> [Stated goal] Quote the records that follow in full, leaving the pictures out.
==========
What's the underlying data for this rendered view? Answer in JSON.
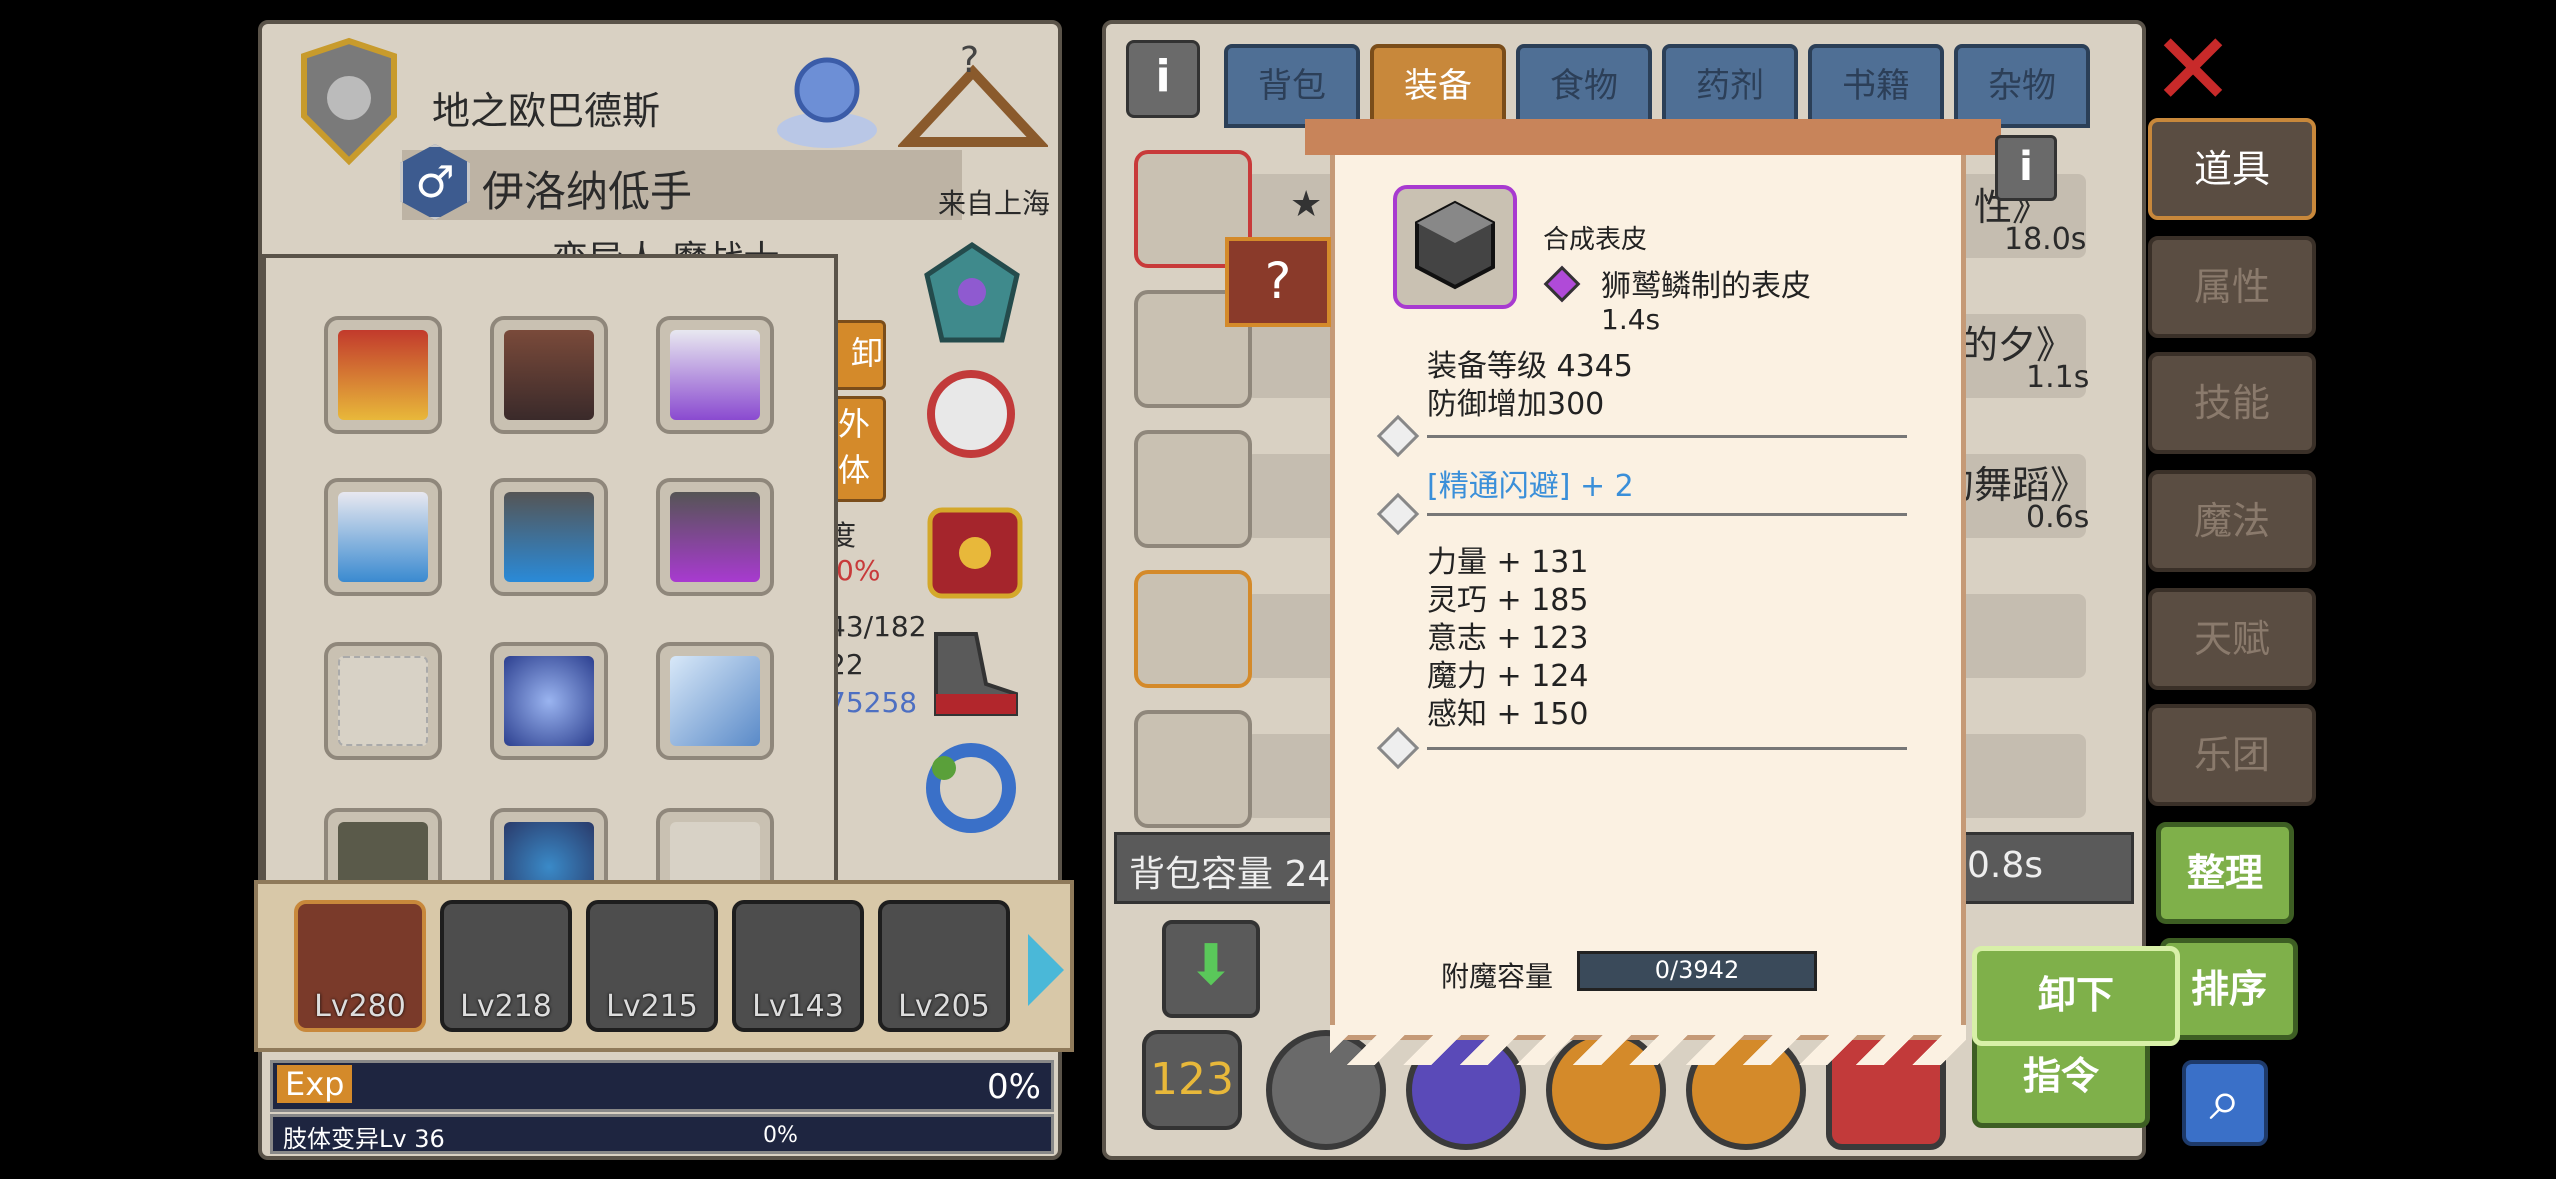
{
  "character": {
    "guild": "地之欧巴德斯",
    "name": "伊洛纳低手",
    "origin": "来自上海",
    "race_class": "变异人 魔战士",
    "partial_labels": [
      "卸",
      "外",
      "体",
      "度",
      "0%",
      "43/182",
      "22",
      "75258"
    ]
  },
  "party": [
    {
      "level": "Lv280"
    },
    {
      "level": "Lv218"
    },
    {
      "level": "Lv215"
    },
    {
      "level": "Lv143"
    },
    {
      "level": "Lv205"
    }
  ],
  "exp": {
    "label": "Exp",
    "percent": "0%"
  },
  "mutation": {
    "label": "肢体变异Lv 36",
    "percent": "0%"
  },
  "tabs": [
    {
      "label": "背包"
    },
    {
      "label": "装备"
    },
    {
      "label": "食物"
    },
    {
      "label": "药剂"
    },
    {
      "label": "书籍"
    },
    {
      "label": "杂物"
    }
  ],
  "item_rows": [
    {
      "title_suffix": "性》",
      "time": "18.0s"
    },
    {
      "title_suffix": "的夕》",
      "time": "1.1s"
    },
    {
      "title_suffix": "的舞蹈》",
      "time": "0.6s"
    }
  ],
  "bag_capacity_label": "背包容量 24",
  "bag_time": "0.8s",
  "side_menu": [
    "道具",
    "属性",
    "技能",
    "魔法",
    "天赋",
    "乐团"
  ],
  "buttons": {
    "organize": "整理",
    "sort": "排序",
    "unequip": "卸下",
    "command": "指令"
  },
  "tooltip": {
    "category": "合成表皮",
    "item_name": "狮鹫鳞制的表皮",
    "time": "1.4s",
    "equip_level": "装备等级 4345",
    "defense": "防御增加300",
    "skill_bonus": "[精通闪避] + 2",
    "stats": [
      "力量 + 131",
      "灵巧 + 185",
      "意志 + 123",
      "魔力 + 124",
      "感知 + 150"
    ],
    "enchant_label": "附魔容量",
    "enchant_value": "0/3942"
  },
  "colors": {
    "accent": "#c8883b",
    "panel": "#d9d1c3",
    "skill_blue": "#3a8fd9",
    "green": "#7fb04a"
  }
}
==========
> [Answer to this exercise]
What's the underlying data for this rendered view? Answer in JSON.
{
  "character": {
    "guild": "地之欧巴德斯",
    "name": "伊洛纳低手",
    "origin": "来自上海",
    "race_class": "变异人 魔战士",
    "partial_labels": [
      "卸",
      "外",
      "体",
      "度",
      "0%",
      "43/182",
      "22",
      "75258"
    ]
  },
  "party": [
    {
      "level": "Lv280"
    },
    {
      "level": "Lv218"
    },
    {
      "level": "Lv215"
    },
    {
      "level": "Lv143"
    },
    {
      "level": "Lv205"
    }
  ],
  "exp": {
    "label": "Exp",
    "percent": "0%"
  },
  "mutation": {
    "label": "肢体变异Lv 36",
    "percent": "0%"
  },
  "tabs": [
    {
      "label": "背包"
    },
    {
      "label": "装备"
    },
    {
      "label": "食物"
    },
    {
      "label": "药剂"
    },
    {
      "label": "书籍"
    },
    {
      "label": "杂物"
    }
  ],
  "item_rows": [
    {
      "title_suffix": "性》",
      "time": "18.0s"
    },
    {
      "title_suffix": "的夕》",
      "time": "1.1s"
    },
    {
      "title_suffix": "的舞蹈》",
      "time": "0.6s"
    }
  ],
  "bag_capacity_label": "背包容量 24",
  "bag_time": "0.8s",
  "side_menu": [
    "道具",
    "属性",
    "技能",
    "魔法",
    "天赋",
    "乐团"
  ],
  "buttons": {
    "organize": "整理",
    "sort": "排序",
    "unequip": "卸下",
    "command": "指令"
  },
  "tooltip": {
    "category": "合成表皮",
    "item_name": "狮鹫鳞制的表皮",
    "time": "1.4s",
    "equip_level": "装备等级 4345",
    "defense": "防御增加300",
    "skill_bonus": "[精通闪避] + 2",
    "stats": [
      "力量 + 131",
      "灵巧 + 185",
      "意志 + 123",
      "魔力 + 124",
      "感知 + 150"
    ],
    "enchant_label": "附魔容量",
    "enchant_value": "0/3942"
  },
  "colors": {
    "accent": "#c8883b",
    "panel": "#d9d1c3",
    "skill_blue": "#3a8fd9",
    "green": "#7fb04a"
  }
}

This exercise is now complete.